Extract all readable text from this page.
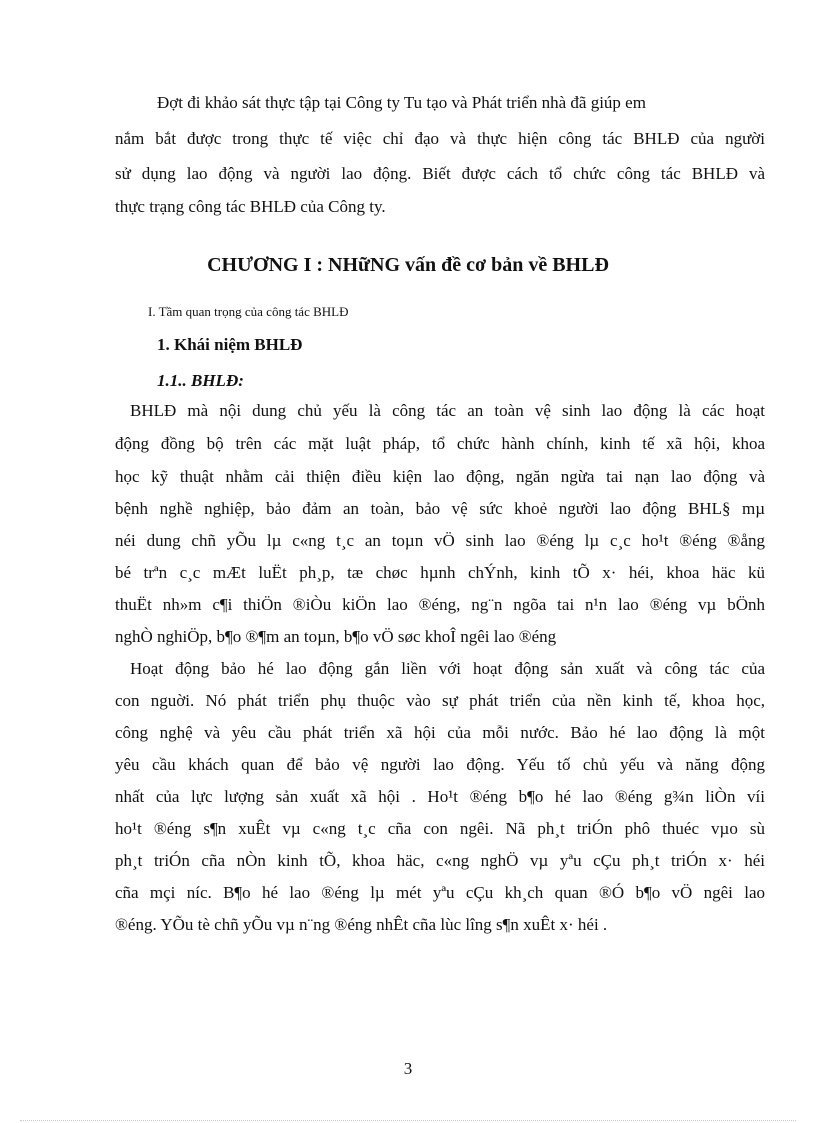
Đợt đi khảo sát thực tập tại Công ty Tu tạo và Phát triển nhà đã giúp em
nắm bắt được trong thực tế việc chỉ đạo và thực hiện công tác BHLĐ của người
sử dụng lao động và người lao động. Biết được cách tổ chức công tác BHLĐ và
thực trạng công tác BHLĐ của Công ty.
CHƯƠNG I : NHữNG vấn đề cơ bản về BHLĐ
I. Tầm quan trọng của công tác BHLĐ
1. Khái niệm BHLĐ
1.1.. BHLĐ:
BHLĐ mà nội dung chủ yếu là công tác an toàn vệ sinh lao động là các hoạt
động đồng bộ trên các mặt luật pháp, tổ chức hành chính, kinh tế xã hội, khoa
học kỹ thuật nhằm cải thiện điều kiện lao động, ngăn ngừa tai nạn lao động và
bệnh nghề nghiệp, bảo đảm an toàn, bảo vệ sức khoẻ người lao động BHL§ mµ
néi dung chñ yÕu lµ c«ng t¸c an toµn vÖ sinh lao ®éng lµ c¸c ho¹t ®éng ®ång
bé trªn c¸c mÆt luËt ph¸p, tæ chøc hµnh chÝnh, kinh tÕ x· héi, khoa häc kü
thuËt nh»m c¶i thiÖn ®iÒu kiÖn lao ®éng, ng¨n ngõa tai n¹n lao ®éng vµ bÖnh
nghÒ nghiÖp, b¶o ®¶m an toµn, b¶o vÖ søc khoÎ ngêi lao ®éng
Hoạt động bảo hé lao động gắn liền với hoạt động sản xuất và công tác của
con nguời. Nó phát triển phụ thuộc vào sự phát triển của nền kinh tế, khoa học,
công nghệ và yêu cầu phát triển xã hội của mỗi nước. Bảo hé lao động là một
yêu cầu khách quan để bảo vệ người lao động. Yếu tố chủ yếu và năng động
nhất của lực lượng sản xuất xã hội . Ho¹t ®éng b¶o hé lao ®éng g¾n liÒn víi
ho¹t ®éng s¶n xuÊt vµ c«ng t¸c cña con ngêi. Nã ph¸t triÓn phô thuéc vµo sù
ph¸t triÓn cña nÒn kinh tÕ, khoa häc, c«ng nghÖ vµ yªu cÇu ph¸t triÓn x· héi
cña mçi níc. B¶o hé lao ®éng lµ mét yªu cÇu kh¸ch quan ®Ó b¶o vÖ ngêi lao
®éng. YÕu tè chñ yÕu vµ n¨ng ®éng nhÊt cña lùc lîng s¶n xuÊt x· héi .
3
==============================
- [Task goal]: The pictures in the entries should be left out; output everything else exactly.

- [Completed task]:
Extract all readable text from this page.
Đợt đi khảo sát thực tập tại Công ty Tu tạo và Phát triển nhà đã giúp em
nắm bắt được trong thực tế việc chỉ đạo và thực hiện công tác BHLĐ của người
sử dụng lao động và người lao động. Biết được cách tổ chức công tác BHLĐ và
thực trạng công tác BHLĐ của Công ty.
CHƯƠNG I : NHữNG vấn đề cơ bản về BHLĐ
I. Tầm quan trọng của công tác BHLĐ
1. Khái niệm BHLĐ
1.1.. BHLĐ:
BHLĐ mà nội dung chủ yếu là công tác an toàn vệ sinh lao động là các hoạt
động đồng bộ trên các mặt luật pháp, tổ chức hành chính, kinh tế xã hội, khoa
học kỹ thuật nhằm cải thiện điều kiện lao động, ngăn ngừa tai nạn lao động và
bệnh nghề nghiệp, bảo đảm an toàn, bảo vệ sức khoẻ người lao động BHL§ mµ
néi dung chñ yÕu lµ c«ng t¸c an toµn vÖ sinh lao ®éng lµ c¸c ho¹t ®éng ®ång
bé trªn c¸c mÆt luËt ph¸p, tæ chøc hµnh chÝnh, kinh tÕ x· héi, khoa häc kü
thuËt nh»m c¶i thiÖn ®iÒu kiÖn lao ®éng, ng¨n ngõa tai n¹n lao ®éng vµ bÖnh
nghÒ nghiÖp, b¶o ®¶m an toµn, b¶o vÖ søc khoÎ ngêi lao ®éng
Hoạt động bảo hé lao động gắn liền với hoạt động sản xuất và công tác của
con nguời. Nó phát triển phụ thuộc vào sự phát triển của nền kinh tế, khoa học,
công nghệ và yêu cầu phát triển xã hội của mỗi nước. Bảo hé lao động là một
yêu cầu khách quan để bảo vệ người lao động. Yếu tố chủ yếu và năng động
nhất của lực lượng sản xuất xã hội . Ho¹t ®éng b¶o hé lao ®éng g¾n liÒn víi
ho¹t ®éng s¶n xuÊt vµ c«ng t¸c cña con ngêi. Nã ph¸t triÓn phô thuéc vµo sù
ph¸t triÓn cña nÒn kinh tÕ, khoa häc, c«ng nghÖ vµ yªu cÇu ph¸t triÓn x· héi
cña mçi níc. B¶o hé lao ®éng lµ mét yªu cÇu kh¸ch quan ®Ó b¶o vÖ ngêi lao
®éng. YÕu tè chñ yÕu vµ n¨ng ®éng nhÊt cña lùc lîng s¶n xuÊt x· héi .
3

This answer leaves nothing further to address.